(Items listed in a dataset)
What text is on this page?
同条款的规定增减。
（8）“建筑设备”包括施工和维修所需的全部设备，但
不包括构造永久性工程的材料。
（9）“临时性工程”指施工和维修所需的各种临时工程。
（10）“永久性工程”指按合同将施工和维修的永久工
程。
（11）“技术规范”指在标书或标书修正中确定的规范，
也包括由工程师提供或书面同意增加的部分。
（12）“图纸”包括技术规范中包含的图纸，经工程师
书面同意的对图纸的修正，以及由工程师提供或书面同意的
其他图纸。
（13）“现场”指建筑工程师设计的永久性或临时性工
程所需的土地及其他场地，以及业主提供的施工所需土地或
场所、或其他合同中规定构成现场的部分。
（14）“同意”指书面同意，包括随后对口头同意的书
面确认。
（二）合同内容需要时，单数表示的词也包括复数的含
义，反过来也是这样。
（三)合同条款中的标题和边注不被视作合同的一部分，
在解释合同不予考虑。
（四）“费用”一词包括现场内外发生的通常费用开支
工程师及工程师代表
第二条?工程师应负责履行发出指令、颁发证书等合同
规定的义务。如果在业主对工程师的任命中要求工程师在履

# EXERCISE REQUIREMENTS
Make an exact copy of the records.

# OUTPUT FOR THIS TASK
What text is on this page?
同条款的规定增减。
（8）“建筑设备”包括施工和维修所需的全部设备，但
不包括构造永久性工程的材料。
（9）“临时性工程”指施工和维修所需的各种临时工程。
（10）“永久性工程”指按合同将施工和维修的永久工
程。
（11）“技术规范”指在标书或标书修正中确定的规范，
也包括由工程师提供或书面同意增加的部分。
（12）“图纸”包括技术规范中包含的图纸，经工程师
书面同意的对图纸的修正，以及由工程师提供或书面同意的
其他图纸。
（13）“现场”指建筑工程师设计的永久性或临时性工
程所需的土地及其他场地，以及业主提供的施工所需土地或
场所、或其他合同中规定构成现场的部分。
（14）“同意”指书面同意，包括随后对口头同意的书
面确认。
（二）合同内容需要时，单数表示的词也包括复数的含
义，反过来也是这样。
（三)合同条款中的标题和边注不被视作合同的一部分，
在解释合同不予考虑。
（四）“费用”一词包括现场内外发生的通常费用开支
工程师及工程师代表
第二条?工程师应负责履行发出指令、颁发证书等合同
规定的义务。如果在业主对工程师的任命中要求工程师在履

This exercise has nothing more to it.